# TASK:
Copy out all the entries exactly.

________________________

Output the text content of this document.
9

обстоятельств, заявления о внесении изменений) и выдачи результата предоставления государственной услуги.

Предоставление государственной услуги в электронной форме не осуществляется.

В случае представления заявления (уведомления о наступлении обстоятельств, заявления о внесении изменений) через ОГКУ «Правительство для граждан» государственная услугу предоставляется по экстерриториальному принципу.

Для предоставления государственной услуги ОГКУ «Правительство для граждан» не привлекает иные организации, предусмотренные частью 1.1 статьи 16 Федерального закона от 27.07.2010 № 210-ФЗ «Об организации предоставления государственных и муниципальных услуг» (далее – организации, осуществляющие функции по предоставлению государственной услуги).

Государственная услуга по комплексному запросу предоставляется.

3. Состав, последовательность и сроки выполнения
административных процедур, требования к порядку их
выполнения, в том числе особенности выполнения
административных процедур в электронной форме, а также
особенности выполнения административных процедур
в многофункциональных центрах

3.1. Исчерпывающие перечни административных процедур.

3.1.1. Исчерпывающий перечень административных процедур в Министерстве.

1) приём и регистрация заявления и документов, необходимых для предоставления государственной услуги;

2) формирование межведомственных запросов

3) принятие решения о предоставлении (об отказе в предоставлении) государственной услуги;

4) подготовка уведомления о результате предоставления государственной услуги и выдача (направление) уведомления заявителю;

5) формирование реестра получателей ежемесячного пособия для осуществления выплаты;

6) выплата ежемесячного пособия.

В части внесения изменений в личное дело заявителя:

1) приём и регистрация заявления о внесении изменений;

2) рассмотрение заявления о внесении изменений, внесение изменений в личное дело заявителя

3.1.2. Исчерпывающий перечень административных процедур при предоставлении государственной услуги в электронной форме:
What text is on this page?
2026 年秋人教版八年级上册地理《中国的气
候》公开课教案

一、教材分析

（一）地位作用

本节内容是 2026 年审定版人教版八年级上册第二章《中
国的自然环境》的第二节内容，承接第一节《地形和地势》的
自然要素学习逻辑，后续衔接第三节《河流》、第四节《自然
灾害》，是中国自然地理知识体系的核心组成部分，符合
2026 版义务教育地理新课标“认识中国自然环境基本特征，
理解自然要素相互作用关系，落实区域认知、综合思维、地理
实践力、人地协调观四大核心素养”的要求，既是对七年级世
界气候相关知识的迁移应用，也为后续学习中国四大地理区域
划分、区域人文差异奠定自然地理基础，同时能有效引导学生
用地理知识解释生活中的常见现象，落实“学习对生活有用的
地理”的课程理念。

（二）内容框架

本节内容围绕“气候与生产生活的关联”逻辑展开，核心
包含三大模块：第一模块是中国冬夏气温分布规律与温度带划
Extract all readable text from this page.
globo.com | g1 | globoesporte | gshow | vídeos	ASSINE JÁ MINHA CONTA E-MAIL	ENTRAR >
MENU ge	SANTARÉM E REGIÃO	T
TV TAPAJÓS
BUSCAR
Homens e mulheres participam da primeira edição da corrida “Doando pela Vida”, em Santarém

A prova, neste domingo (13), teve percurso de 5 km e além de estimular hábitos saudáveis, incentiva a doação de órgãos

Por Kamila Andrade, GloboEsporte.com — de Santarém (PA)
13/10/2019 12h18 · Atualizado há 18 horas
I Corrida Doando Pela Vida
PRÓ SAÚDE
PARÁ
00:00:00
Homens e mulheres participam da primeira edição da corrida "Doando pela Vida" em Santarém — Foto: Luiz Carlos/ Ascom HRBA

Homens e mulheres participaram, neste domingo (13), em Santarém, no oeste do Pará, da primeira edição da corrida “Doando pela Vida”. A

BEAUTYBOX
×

________________________

# ANSWER TO THIS TASK:
Output the text content of this document.
9

обстоятельств, заявления о внесении изменений) и выдачи результата предоставления государственной услуги.

Предоставление государственной услуги в электронной форме не осуществляется.

В случае представления заявления (уведомления о наступлении обстоятельств, заявления о внесении изменений) через ОГКУ «Правительство для граждан» государственная услугу предоставляется по экстерриториальному принципу.

Для предоставления государственной услуги ОГКУ «Правительство для граждан» не привлекает иные организации, предусмотренные частью 1.1 статьи 16 Федерального закона от 27.07.2010 № 210-ФЗ «Об организации предоставления государственных и муниципальных услуг» (далее – организации, осуществляющие функции по предоставлению государственной услуги).

Государственная услуга по комплексному запросу предоставляется.

3. Состав, последовательность и сроки выполнения
административных процедур, требования к порядку их
выполнения, в том числе особенности выполнения
административных процедур в электронной форме, а также
особенности выполнения административных процедур
в многофункциональных центрах

3.1. Исчерпывающие перечни административных процедур.

3.1.1. Исчерпывающий перечень административных процедур в Министерстве.

1) приём и регистрация заявления и документов, необходимых для предоставления государственной услуги;

2) формирование межведомственных запросов

3) принятие решения о предоставлении (об отказе в предоставлении) государственной услуги;

4) подготовка уведомления о результате предоставления государственной услуги и выдача (направление) уведомления заявителю;

5) формирование реестра получателей ежемесячного пособия для осуществления выплаты;

6) выплата ежемесячного пособия.

В части внесения изменений в личное дело заявителя:

1) приём и регистрация заявления о внесении изменений;

2) рассмотрение заявления о внесении изменений, внесение изменений в личное дело заявителя

3.1.2. Исчерпывающий перечень административных процедур при предоставлении государственной услуги в электронной форме:
What text is on this page?
2026 年秋人教版八年级上册地理《中国的气
候》公开课教案

一、教材分析

（一）地位作用

本节内容是 2026 年审定版人教版八年级上册第二章《中
国的自然环境》的第二节内容，承接第一节《地形和地势》的
自然要素学习逻辑，后续衔接第三节《河流》、第四节《自然
灾害》，是中国自然地理知识体系的核心组成部分，符合
2026 版义务教育地理新课标“认识中国自然环境基本特征，
理解自然要素相互作用关系，落实区域认知、综合思维、地理
实践力、人地协调观四大核心素养”的要求，既是对七年级世
界气候相关知识的迁移应用，也为后续学习中国四大地理区域
划分、区域人文差异奠定自然地理基础，同时能有效引导学生
用地理知识解释生活中的常见现象，落实“学习对生活有用的
地理”的课程理念。

（二）内容框架

本节内容围绕“气候与生产生活的关联”逻辑展开，核心
包含三大模块：第一模块是中国冬夏气温分布规律与温度带划
Extract all readable text from this page.
globo.com | g1 | globoesporte | gshow | vídeos	ASSINE JÁ MINHA CONTA E-MAIL	ENTRAR >
MENU ge	SANTARÉM E REGIÃO	T
TV TAPAJÓS
BUSCAR
Homens e mulheres participam da primeira edição da corrida “Doando pela Vida”, em Santarém

A prova, neste domingo (13), teve percurso de 5 km e além de estimular hábitos saudáveis, incentiva a doação de órgãos

Por Kamila Andrade, GloboEsporte.com — de Santarém (PA)
13/10/2019 12h18 · Atualizado há 18 horas
I Corrida Doando Pela Vida
PRÓ SAÚDE
PARÁ
00:00:00
Homens e mulheres participam da primeira edição da corrida "Doando pela Vida" em Santarém — Foto: Luiz Carlos/ Ascom HRBA

Homens e mulheres participaram, neste domingo (13), em Santarém, no oeste do Pará, da primeira edição da corrida “Doando pela Vida”. A

BEAUTYBOX
×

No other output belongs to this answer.